> [Listed records]
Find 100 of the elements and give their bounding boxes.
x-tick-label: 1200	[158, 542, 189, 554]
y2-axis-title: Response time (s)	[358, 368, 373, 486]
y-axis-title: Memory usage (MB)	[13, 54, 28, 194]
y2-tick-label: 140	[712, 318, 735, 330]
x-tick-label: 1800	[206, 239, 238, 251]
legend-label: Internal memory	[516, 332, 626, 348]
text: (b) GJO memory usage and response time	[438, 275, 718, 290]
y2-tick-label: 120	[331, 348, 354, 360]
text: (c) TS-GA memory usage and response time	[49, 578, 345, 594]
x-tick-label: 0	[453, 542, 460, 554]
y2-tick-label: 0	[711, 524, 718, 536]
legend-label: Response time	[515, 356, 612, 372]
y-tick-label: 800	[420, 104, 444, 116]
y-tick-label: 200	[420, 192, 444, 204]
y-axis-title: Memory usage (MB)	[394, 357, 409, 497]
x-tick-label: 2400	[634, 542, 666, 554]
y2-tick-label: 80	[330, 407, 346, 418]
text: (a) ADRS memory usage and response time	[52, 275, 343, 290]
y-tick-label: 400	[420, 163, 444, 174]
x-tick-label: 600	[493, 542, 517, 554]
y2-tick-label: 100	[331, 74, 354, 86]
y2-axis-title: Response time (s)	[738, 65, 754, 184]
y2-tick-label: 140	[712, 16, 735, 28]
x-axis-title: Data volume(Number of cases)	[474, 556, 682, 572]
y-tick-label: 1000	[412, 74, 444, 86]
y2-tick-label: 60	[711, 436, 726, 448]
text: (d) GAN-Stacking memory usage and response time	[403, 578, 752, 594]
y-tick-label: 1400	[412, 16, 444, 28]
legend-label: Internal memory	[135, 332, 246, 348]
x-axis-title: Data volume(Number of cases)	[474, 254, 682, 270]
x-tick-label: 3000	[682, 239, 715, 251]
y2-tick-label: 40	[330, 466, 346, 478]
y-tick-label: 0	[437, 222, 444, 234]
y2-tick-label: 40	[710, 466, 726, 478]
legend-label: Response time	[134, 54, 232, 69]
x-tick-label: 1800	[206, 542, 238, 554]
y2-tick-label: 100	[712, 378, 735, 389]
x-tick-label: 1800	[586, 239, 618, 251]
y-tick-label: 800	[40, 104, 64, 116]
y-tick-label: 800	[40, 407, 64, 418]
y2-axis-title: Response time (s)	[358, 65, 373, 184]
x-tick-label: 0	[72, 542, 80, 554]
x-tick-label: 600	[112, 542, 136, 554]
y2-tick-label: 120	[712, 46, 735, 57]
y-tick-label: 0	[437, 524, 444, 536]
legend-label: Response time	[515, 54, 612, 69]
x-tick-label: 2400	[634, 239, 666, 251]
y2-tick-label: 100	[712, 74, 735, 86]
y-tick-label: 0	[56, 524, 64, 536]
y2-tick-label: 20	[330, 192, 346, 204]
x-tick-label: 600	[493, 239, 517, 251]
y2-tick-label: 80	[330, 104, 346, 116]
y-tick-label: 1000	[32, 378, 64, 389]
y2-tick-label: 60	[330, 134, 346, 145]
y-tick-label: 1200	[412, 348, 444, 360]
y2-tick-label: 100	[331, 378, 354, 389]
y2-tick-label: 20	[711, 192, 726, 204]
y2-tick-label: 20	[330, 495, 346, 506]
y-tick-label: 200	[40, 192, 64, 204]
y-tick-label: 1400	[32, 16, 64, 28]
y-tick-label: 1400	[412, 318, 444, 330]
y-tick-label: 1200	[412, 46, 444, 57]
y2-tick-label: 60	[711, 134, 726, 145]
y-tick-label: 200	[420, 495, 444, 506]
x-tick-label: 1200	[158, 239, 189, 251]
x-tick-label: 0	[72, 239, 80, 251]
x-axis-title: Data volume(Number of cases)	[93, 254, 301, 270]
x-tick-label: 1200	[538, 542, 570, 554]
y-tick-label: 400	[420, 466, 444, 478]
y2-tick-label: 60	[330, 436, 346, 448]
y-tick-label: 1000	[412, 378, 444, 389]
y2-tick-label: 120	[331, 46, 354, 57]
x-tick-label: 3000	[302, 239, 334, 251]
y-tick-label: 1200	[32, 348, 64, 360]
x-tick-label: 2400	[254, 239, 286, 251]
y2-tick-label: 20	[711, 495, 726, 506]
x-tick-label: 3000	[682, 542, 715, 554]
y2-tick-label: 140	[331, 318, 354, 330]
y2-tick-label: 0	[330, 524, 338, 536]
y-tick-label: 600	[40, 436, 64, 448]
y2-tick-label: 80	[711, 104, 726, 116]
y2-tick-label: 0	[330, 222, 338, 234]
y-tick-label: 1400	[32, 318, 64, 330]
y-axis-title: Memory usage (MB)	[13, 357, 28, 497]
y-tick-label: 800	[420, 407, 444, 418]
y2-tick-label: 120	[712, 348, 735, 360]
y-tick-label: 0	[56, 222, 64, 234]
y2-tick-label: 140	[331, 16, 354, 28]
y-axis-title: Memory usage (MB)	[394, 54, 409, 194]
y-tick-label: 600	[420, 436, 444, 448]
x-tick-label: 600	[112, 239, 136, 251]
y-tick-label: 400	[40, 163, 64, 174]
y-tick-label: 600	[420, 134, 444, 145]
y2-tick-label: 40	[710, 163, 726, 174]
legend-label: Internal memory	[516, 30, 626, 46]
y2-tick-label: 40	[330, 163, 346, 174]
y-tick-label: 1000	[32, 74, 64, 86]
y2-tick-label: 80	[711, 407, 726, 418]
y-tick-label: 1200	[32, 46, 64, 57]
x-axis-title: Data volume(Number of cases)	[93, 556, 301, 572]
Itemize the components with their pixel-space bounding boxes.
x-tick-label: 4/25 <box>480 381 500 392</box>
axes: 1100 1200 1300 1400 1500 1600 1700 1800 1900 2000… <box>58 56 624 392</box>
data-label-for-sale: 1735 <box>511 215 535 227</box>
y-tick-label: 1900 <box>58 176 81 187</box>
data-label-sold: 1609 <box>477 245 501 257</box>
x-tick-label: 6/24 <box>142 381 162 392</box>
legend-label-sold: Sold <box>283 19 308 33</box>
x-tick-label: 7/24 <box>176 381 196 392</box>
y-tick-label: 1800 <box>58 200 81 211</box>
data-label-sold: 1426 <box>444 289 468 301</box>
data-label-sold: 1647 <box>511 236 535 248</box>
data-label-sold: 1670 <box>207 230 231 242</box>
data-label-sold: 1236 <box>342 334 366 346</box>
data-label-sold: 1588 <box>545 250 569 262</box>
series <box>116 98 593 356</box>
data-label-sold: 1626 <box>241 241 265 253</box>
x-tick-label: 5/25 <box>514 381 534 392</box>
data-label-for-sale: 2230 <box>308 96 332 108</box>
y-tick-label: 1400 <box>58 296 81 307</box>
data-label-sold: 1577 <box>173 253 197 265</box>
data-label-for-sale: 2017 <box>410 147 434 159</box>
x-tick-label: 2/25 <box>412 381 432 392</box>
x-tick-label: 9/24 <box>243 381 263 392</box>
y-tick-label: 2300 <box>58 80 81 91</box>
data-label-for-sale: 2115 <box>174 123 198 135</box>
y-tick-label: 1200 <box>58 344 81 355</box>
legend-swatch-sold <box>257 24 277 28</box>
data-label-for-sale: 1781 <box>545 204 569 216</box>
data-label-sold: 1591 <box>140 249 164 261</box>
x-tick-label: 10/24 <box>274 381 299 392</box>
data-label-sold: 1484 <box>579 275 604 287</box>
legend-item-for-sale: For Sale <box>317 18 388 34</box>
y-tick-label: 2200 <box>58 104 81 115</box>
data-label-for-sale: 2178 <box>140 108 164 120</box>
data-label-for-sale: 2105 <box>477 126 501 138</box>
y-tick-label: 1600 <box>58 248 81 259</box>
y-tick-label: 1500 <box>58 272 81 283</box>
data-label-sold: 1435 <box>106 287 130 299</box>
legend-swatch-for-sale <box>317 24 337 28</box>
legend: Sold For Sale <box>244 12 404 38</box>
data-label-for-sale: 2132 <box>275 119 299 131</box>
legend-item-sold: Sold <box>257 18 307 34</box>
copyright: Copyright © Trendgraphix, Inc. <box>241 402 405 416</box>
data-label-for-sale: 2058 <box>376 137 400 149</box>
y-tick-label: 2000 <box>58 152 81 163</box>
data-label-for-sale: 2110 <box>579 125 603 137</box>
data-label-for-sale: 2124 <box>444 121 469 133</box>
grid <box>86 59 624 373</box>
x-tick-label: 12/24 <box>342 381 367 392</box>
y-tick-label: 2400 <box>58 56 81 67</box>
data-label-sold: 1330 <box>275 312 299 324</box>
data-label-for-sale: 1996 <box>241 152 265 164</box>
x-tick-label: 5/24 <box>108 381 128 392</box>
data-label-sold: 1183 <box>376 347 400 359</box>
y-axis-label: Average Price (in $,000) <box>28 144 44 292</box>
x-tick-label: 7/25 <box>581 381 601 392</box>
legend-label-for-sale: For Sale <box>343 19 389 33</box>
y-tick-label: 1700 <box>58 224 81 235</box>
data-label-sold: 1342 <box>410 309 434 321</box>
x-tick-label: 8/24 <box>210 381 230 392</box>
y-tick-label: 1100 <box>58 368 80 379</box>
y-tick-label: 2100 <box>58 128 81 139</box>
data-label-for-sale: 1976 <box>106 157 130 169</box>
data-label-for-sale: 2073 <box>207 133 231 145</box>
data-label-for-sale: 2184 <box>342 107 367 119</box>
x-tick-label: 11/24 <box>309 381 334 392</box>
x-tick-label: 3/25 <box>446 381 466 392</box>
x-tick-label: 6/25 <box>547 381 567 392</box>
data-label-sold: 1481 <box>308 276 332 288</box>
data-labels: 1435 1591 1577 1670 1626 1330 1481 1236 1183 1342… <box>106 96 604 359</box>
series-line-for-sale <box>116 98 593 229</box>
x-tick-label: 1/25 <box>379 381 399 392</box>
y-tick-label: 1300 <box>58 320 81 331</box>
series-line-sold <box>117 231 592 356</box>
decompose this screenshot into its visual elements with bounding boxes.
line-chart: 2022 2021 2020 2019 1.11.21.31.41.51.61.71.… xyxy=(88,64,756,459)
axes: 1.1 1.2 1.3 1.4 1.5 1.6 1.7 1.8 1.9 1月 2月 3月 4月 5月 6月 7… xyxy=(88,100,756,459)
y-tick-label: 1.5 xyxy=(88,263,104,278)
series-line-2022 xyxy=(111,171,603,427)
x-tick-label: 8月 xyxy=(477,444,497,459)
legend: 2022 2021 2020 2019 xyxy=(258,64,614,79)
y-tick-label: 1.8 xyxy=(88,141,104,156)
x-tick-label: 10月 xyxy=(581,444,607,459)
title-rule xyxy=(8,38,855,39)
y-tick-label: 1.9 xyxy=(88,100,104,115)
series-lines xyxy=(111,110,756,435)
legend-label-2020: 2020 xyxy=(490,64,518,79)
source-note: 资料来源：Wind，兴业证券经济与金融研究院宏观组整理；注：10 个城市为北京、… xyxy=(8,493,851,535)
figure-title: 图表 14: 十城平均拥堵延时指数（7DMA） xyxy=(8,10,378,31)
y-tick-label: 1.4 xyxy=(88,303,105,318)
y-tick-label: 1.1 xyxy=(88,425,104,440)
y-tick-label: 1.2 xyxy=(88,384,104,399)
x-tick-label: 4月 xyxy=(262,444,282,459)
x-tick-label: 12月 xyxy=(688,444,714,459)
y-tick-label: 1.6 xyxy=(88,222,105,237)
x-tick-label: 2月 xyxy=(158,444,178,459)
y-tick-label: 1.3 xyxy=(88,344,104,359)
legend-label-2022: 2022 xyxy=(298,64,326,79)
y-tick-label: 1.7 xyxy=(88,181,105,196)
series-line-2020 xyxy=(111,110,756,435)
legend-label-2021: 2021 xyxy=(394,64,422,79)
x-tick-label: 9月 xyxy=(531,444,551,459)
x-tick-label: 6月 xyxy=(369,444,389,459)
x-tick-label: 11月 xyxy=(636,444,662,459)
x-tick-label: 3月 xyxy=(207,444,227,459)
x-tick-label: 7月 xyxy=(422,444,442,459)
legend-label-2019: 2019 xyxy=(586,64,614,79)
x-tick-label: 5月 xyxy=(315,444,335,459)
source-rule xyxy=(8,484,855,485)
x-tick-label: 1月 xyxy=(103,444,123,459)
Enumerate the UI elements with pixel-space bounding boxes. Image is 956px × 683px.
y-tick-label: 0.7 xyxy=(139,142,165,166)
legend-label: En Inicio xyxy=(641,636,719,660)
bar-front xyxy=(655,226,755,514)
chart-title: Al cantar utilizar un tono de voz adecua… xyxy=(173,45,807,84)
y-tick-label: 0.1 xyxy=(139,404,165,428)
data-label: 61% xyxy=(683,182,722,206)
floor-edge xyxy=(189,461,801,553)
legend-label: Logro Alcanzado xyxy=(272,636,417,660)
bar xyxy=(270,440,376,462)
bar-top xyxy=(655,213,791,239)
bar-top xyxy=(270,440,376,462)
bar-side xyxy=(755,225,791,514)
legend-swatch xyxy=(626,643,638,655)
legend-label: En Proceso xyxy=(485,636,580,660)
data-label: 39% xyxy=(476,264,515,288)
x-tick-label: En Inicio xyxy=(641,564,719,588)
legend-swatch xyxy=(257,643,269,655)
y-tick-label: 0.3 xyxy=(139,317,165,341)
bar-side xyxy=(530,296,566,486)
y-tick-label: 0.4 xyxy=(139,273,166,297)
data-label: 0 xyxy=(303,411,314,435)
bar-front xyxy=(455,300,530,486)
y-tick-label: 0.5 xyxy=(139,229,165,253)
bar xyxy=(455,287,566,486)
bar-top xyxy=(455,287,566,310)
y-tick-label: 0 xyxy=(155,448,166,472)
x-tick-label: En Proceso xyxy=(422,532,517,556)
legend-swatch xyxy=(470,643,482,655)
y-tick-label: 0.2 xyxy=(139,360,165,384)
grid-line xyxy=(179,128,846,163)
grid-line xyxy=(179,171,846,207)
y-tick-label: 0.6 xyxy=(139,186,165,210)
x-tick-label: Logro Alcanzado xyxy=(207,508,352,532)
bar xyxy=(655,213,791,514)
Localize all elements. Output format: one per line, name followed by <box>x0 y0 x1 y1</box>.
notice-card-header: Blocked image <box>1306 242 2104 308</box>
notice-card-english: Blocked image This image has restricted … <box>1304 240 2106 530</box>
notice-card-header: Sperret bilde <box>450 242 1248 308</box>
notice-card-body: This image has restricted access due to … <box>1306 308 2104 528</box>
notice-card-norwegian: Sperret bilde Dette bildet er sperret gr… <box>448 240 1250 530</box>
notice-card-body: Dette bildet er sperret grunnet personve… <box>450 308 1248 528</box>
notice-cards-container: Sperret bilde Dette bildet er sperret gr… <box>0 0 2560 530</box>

> [Objective] Copy the rows verbatim, from the start of the rows through the line containing "318, 735, 330]".

> [Exercise answer]
Find 100 of the elements and give their bounding boxes.
x-tick-label: 1200	[158, 542, 189, 554]
y2-axis-title: Response time (s)	[358, 368, 373, 486]
y-axis-title: Memory usage (MB)	[13, 54, 28, 194]
y2-tick-label: 140	[712, 318, 735, 330]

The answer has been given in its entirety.